§ Texte du document
- - - - - - -
Le tout tel que montré à l’annexe « A » faisant partie intégrante du présent règlement.
[57] Cette interprétation est également compatible avec le fait que Delson a autorisé La Québécoise, en 2003, à construire un garage permettant d’effectuer des réparations à de gros véhicules.
[58] Il ressort de ce qui précède que l’usage exercé par DDACE, en juin 2009, soit la réparation, l’inspection de moteurs diesel et de transmissions pour véhicules lourds, était légal puisqu’il était inclus dans la classe d’usages « Commerce artériel lourd (c3) », plus particulièrement sous le paragraphe b) de l’article 5.2.2.3.1 du Règlement de zonage no 400, soit « Services spécialisés de réparation de véhicules ».
[59] Après la suspension de ses activités à Delson, le 1er octobre 2008, La Québécoise a conclu un bail avec DDACE dès le 30 janvier 2009. Cette dernière a exercé l’usage « Services spécialisés de réparation de véhicules », inclus dans la classe d’usages « Commerce artériel lourd (c3) », au paragraphe b) de l’article 5.2.2.3.1. Le 1er juin 2009, DDACE exerçait donc légalement cet usage. Il faut également noter que La Québécoise, au cours de la période 2009-2010, a continué à entreposer jusqu’à sept véhicules sur la Propriété. À mon avis, la preuve démontre qu’elle a continué à exercer l’usage « Établissements d’entreposage » pendant cette période, bien qu’avec une moindre intensité. En conséquence, lorsque le Règlement no 400-107 est adopté, le 1er juin 2009, deux des usages compris dans la classe d’usages « Commerce artériel lourd (c3) » sont exercés sur la Propriété, soit « Services spécialisés de réparation de véhicules » et « Établissements d’entreposage ». À cette date, La Propriété possédait donc des droits acquis à l’égard de ces usages.
[60] Par ailleurs, je suis d’avis que, dans le contexte, il n’y a pas eu abandon ou interruption des usages[15].
- - - - - - -
§ Informations enregistrées
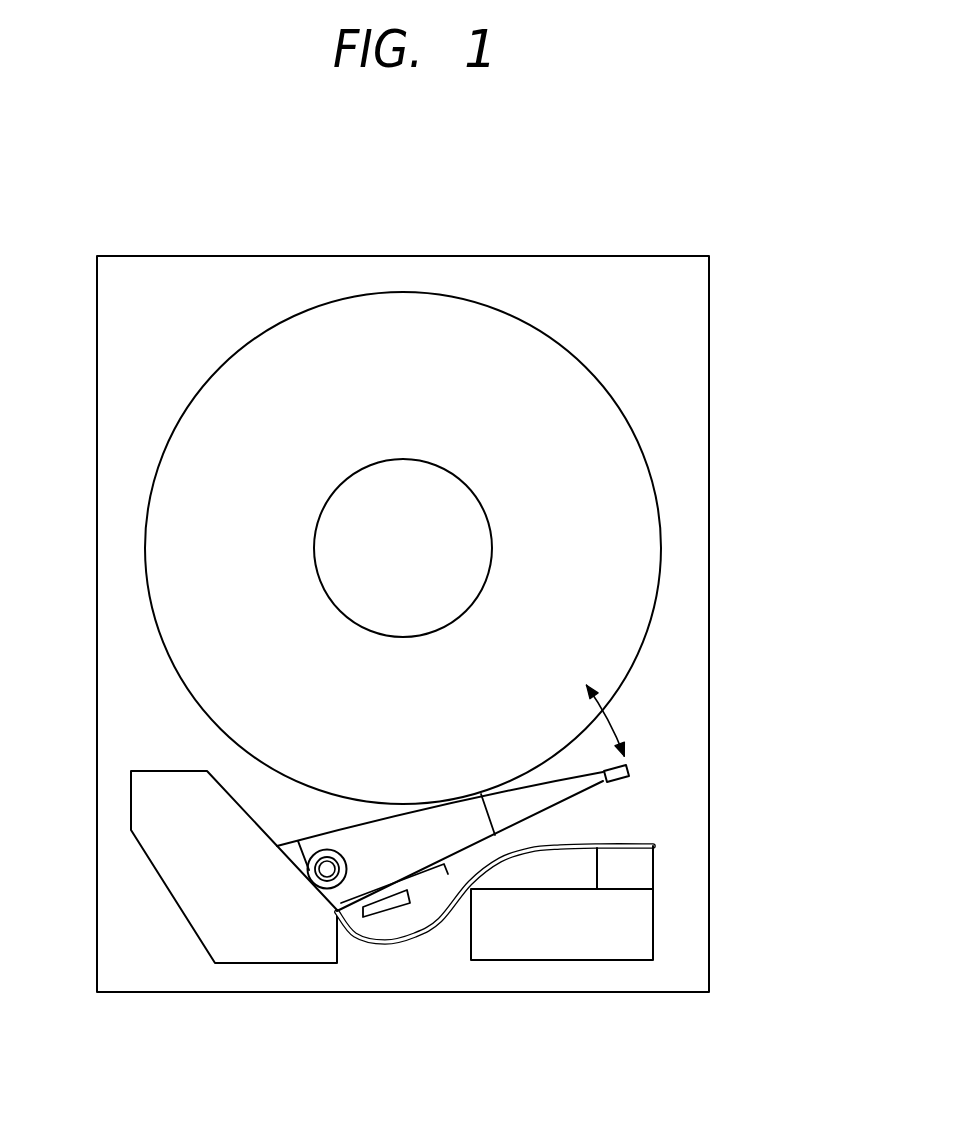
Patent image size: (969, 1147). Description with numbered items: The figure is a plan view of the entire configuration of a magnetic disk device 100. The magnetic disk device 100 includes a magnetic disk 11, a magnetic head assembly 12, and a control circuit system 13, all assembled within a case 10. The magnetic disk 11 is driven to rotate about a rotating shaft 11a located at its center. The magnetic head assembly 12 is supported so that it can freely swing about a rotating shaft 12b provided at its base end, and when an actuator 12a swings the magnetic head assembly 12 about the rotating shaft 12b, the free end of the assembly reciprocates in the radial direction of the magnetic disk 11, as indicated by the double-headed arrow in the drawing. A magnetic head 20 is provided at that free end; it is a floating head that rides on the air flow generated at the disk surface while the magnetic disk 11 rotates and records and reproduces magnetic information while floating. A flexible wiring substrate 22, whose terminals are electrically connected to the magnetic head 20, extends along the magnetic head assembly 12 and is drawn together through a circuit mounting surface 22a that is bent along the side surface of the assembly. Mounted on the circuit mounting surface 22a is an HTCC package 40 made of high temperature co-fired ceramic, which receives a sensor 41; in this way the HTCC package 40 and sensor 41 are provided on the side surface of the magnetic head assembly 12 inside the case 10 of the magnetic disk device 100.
- - - - - - -
§ Consignes
**a)** Traduisez en anglais cette phrase de l'extrait sur le zonage : « Le 1er juin 2009, DDACE exerçait donc légalement cet usage. »
**b)** Veuillez recopier fidèlement le passage de l'extrait sur le zonage qui commence par « Le tout tel » et se poursuit jusqu'à « de gros véhicules. ».
Vous n'aurez pas besoin du matériel fourni.

§ Réponses
**a)** On June 1, 2009, DDACE was therefore lawfully carrying on this use.

**b)**
Le tout tel que montré à l’annexe « A » faisant partie intégrante du présent règlement.
[57] Cette interprétation est également compatible avec le fait que Delson a autorisé La Québécoise, en 2003, à construire un garage permettant d’effectuer des réparations à de gros véhicules.